_What is asked_
Write out all records as given; omit images.

_Records for the exercise_
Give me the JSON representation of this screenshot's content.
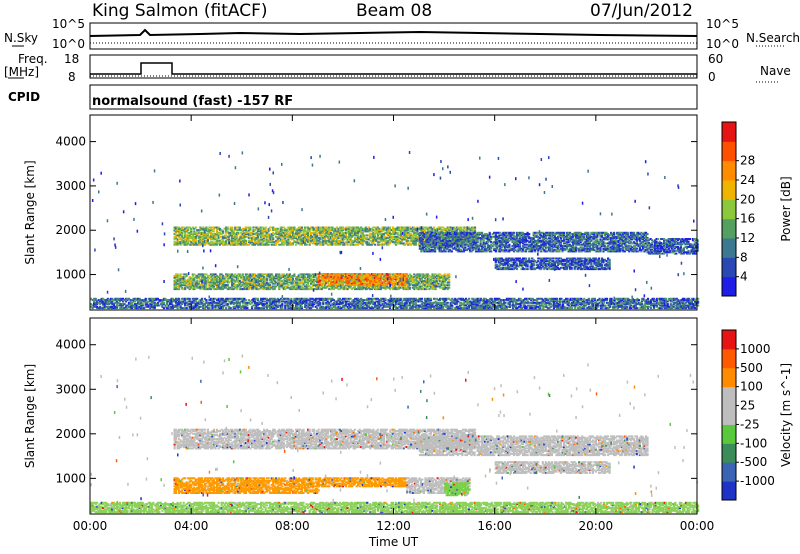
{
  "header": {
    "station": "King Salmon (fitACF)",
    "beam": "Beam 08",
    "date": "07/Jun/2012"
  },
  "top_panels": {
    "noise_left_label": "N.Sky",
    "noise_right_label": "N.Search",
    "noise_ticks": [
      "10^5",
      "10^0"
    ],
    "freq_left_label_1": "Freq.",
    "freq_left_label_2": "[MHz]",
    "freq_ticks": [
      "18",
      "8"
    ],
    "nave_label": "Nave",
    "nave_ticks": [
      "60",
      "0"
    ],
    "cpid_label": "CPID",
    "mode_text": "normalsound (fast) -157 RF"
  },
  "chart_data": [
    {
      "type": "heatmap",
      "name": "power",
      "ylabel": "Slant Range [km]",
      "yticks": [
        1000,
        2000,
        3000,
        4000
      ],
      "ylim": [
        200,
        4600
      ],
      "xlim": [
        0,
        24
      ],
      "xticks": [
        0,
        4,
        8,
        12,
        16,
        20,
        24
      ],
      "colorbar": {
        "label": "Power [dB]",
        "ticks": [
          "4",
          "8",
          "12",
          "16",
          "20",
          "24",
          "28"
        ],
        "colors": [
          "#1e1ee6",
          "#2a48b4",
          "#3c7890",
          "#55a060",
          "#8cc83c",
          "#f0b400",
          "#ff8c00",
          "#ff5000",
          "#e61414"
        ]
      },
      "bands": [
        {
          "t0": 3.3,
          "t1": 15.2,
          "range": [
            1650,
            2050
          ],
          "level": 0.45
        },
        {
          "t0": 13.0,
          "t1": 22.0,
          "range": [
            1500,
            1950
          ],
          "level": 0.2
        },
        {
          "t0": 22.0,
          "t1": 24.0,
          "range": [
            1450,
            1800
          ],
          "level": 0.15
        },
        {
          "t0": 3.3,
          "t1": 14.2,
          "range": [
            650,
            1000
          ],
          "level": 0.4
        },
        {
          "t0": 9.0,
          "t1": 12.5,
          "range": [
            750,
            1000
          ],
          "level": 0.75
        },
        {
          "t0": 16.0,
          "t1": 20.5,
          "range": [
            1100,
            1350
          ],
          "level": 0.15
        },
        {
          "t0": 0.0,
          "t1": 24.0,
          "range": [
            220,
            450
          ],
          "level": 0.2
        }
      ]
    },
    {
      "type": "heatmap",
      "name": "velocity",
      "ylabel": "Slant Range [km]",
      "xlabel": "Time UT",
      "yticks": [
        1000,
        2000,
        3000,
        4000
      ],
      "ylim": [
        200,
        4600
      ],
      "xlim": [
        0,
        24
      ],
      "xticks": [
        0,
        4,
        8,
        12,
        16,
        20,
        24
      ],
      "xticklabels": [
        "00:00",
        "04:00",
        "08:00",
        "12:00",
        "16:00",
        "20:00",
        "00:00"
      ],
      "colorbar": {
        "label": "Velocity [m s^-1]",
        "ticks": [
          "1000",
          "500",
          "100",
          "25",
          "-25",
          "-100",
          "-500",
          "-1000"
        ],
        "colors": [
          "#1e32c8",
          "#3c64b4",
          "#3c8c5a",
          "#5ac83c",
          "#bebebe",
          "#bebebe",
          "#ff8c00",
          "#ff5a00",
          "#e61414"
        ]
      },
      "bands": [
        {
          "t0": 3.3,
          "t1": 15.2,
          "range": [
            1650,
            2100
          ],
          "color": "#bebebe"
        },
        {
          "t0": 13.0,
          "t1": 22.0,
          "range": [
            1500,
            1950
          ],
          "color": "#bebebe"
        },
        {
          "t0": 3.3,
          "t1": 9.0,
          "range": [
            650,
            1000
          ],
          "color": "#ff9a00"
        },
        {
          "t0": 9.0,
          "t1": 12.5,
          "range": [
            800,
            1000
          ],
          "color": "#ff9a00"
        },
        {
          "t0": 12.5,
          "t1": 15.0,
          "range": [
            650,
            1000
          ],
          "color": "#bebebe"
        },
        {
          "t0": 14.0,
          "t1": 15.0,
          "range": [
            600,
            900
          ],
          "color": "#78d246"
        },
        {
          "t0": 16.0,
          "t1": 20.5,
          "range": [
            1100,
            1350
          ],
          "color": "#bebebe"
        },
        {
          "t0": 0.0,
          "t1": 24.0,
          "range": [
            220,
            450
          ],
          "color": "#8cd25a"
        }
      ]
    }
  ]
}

_Expected output_
Give me the JSON representation of this screenshot's content.
{
  "header": {
    "station": "King Salmon (fitACF)",
    "beam": "Beam 08",
    "date": "07/Jun/2012"
  },
  "top_panels": {
    "noise_left_label": "N.Sky",
    "noise_right_label": "N.Search",
    "noise_ticks": [
      "10^5",
      "10^0"
    ],
    "freq_left_label_1": "Freq.",
    "freq_left_label_2": "[MHz]",
    "freq_ticks": [
      "18",
      "8"
    ],
    "nave_label": "Nave",
    "nave_ticks": [
      "60",
      "0"
    ],
    "cpid_label": "CPID",
    "mode_text": "normalsound (fast) -157 RF"
  },
  "chart_data": [
    {
      "type": "heatmap",
      "name": "power",
      "ylabel": "Slant Range [km]",
      "yticks": [
        1000,
        2000,
        3000,
        4000
      ],
      "ylim": [
        200,
        4600
      ],
      "xlim": [
        0,
        24
      ],
      "xticks": [
        0,
        4,
        8,
        12,
        16,
        20,
        24
      ],
      "colorbar": {
        "label": "Power [dB]",
        "ticks": [
          "4",
          "8",
          "12",
          "16",
          "20",
          "24",
          "28"
        ],
        "colors": [
          "#1e1ee6",
          "#2a48b4",
          "#3c7890",
          "#55a060",
          "#8cc83c",
          "#f0b400",
          "#ff8c00",
          "#ff5000",
          "#e61414"
        ]
      },
      "bands": [
        {
          "t0": 3.3,
          "t1": 15.2,
          "range": [
            1650,
            2050
          ],
          "level": 0.45
        },
        {
          "t0": 13.0,
          "t1": 22.0,
          "range": [
            1500,
            1950
          ],
          "level": 0.2
        },
        {
          "t0": 22.0,
          "t1": 24.0,
          "range": [
            1450,
            1800
          ],
          "level": 0.15
        },
        {
          "t0": 3.3,
          "t1": 14.2,
          "range": [
            650,
            1000
          ],
          "level": 0.4
        },
        {
          "t0": 9.0,
          "t1": 12.5,
          "range": [
            750,
            1000
          ],
          "level": 0.75
        },
        {
          "t0": 16.0,
          "t1": 20.5,
          "range": [
            1100,
            1350
          ],
          "level": 0.15
        },
        {
          "t0": 0.0,
          "t1": 24.0,
          "range": [
            220,
            450
          ],
          "level": 0.2
        }
      ]
    },
    {
      "type": "heatmap",
      "name": "velocity",
      "ylabel": "Slant Range [km]",
      "xlabel": "Time UT",
      "yticks": [
        1000,
        2000,
        3000,
        4000
      ],
      "ylim": [
        200,
        4600
      ],
      "xlim": [
        0,
        24
      ],
      "xticks": [
        0,
        4,
        8,
        12,
        16,
        20,
        24
      ],
      "xticklabels": [
        "00:00",
        "04:00",
        "08:00",
        "12:00",
        "16:00",
        "20:00",
        "00:00"
      ],
      "colorbar": {
        "label": "Velocity [m s^-1]",
        "ticks": [
          "1000",
          "500",
          "100",
          "25",
          "-25",
          "-100",
          "-500",
          "-1000"
        ],
        "colors": [
          "#1e32c8",
          "#3c64b4",
          "#3c8c5a",
          "#5ac83c",
          "#bebebe",
          "#bebebe",
          "#ff8c00",
          "#ff5a00",
          "#e61414"
        ]
      },
      "bands": [
        {
          "t0": 3.3,
          "t1": 15.2,
          "range": [
            1650,
            2100
          ],
          "color": "#bebebe"
        },
        {
          "t0": 13.0,
          "t1": 22.0,
          "range": [
            1500,
            1950
          ],
          "color": "#bebebe"
        },
        {
          "t0": 3.3,
          "t1": 9.0,
          "range": [
            650,
            1000
          ],
          "color": "#ff9a00"
        },
        {
          "t0": 9.0,
          "t1": 12.5,
          "range": [
            800,
            1000
          ],
          "color": "#ff9a00"
        },
        {
          "t0": 12.5,
          "t1": 15.0,
          "range": [
            650,
            1000
          ],
          "color": "#bebebe"
        },
        {
          "t0": 14.0,
          "t1": 15.0,
          "range": [
            600,
            900
          ],
          "color": "#78d246"
        },
        {
          "t0": 16.0,
          "t1": 20.5,
          "range": [
            1100,
            1350
          ],
          "color": "#bebebe"
        },
        {
          "t0": 0.0,
          "t1": 24.0,
          "range": [
            220,
            450
          ],
          "color": "#8cd25a"
        }
      ]
    }
  ]
}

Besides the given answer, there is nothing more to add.